__WRITTEN INSTRUCTION__.
Copy the listing below verbatim, keeping every line in its original order and wording.
*** THE DATA
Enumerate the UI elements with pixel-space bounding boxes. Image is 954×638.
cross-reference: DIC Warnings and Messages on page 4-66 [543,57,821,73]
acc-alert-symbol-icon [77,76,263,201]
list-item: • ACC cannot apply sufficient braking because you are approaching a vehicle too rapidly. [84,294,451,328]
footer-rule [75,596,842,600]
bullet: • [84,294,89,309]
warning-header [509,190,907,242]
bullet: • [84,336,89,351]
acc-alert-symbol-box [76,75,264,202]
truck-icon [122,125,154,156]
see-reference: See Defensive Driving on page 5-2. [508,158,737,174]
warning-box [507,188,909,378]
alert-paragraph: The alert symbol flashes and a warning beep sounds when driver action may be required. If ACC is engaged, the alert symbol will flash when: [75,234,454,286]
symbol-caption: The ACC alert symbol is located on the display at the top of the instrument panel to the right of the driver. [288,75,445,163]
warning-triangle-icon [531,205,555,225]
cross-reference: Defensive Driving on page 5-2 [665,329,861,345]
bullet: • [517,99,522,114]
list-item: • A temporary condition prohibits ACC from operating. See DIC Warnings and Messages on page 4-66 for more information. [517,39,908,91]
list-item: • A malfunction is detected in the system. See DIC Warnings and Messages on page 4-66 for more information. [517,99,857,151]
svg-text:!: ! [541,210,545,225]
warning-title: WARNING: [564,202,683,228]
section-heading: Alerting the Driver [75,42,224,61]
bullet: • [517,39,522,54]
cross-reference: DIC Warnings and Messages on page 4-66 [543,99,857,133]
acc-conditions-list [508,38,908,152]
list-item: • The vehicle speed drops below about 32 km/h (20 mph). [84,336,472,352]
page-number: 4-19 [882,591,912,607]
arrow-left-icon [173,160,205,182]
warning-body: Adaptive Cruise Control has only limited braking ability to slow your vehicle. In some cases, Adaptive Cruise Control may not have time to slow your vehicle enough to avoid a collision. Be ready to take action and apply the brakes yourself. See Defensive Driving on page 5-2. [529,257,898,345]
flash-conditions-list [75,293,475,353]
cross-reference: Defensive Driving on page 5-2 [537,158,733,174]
******
__SOLUTION BELOW__.
Enumerate the UI elements with pixel-space bounding boxes. Image is 954×638.
cross-reference: DIC Warnings and Messages on page 4-66 [543,57,821,73]
acc-alert-symbol-icon [77,76,263,201]
list-item: • ACC cannot apply sufficient braking because you are approaching a vehicle too rapidly. [84,294,451,328]
footer-rule [75,596,842,600]
bullet: • [84,294,89,309]
warning-header [509,190,907,242]
bullet: • [84,336,89,351]
acc-alert-symbol-box [76,75,264,202]
truck-icon [122,125,154,156]
see-reference: See Defensive Driving on page 5-2. [508,158,737,174]
warning-box [507,188,909,378]
alert-paragraph: The alert symbol flashes and a warning beep sounds when driver action may be required. If ACC is engaged, the alert symbol will flash when: [75,234,454,286]
symbol-caption: The ACC alert symbol is located on the display at the top of the instrument panel to the right of the driver. [288,75,445,163]
warning-triangle-icon [531,205,555,225]
cross-reference: Defensive Driving on page 5-2 [665,329,861,345]
bullet: • [517,99,522,114]
list-item: • A temporary condition prohibits ACC from operating. See DIC Warnings and Messages on page 4-66 for more information. [517,39,908,91]
list-item: • A malfunction is detected in the system. See DIC Warnings and Messages on page 4-66 for more information. [517,99,857,151]
svg-text:!: ! [541,210,545,225]
warning-title: WARNING: [564,202,683,228]
section-heading: Alerting the Driver [75,42,224,61]
bullet: • [517,39,522,54]
cross-reference: DIC Warnings and Messages on page 4-66 [543,99,857,133]
acc-conditions-list [508,38,908,152]
list-item: • The vehicle speed drops below about 32 km/h (20 mph). [84,336,472,352]
page-number: 4-19 [882,591,912,607]
arrow-left-icon [173,160,205,182]
warning-body: Adaptive Cruise Control has only limited braking ability to slow your vehicle. In some cases, Adaptive Cruise Control may not have time to slow your vehicle enough to avoid a collision. Be ready to take action and apply the brakes yourself. See Defensive Driving on page 5-2. [529,257,898,345]
flash-conditions-list [75,293,475,353]
cross-reference: Defensive Driving on page 5-2 [537,158,733,174]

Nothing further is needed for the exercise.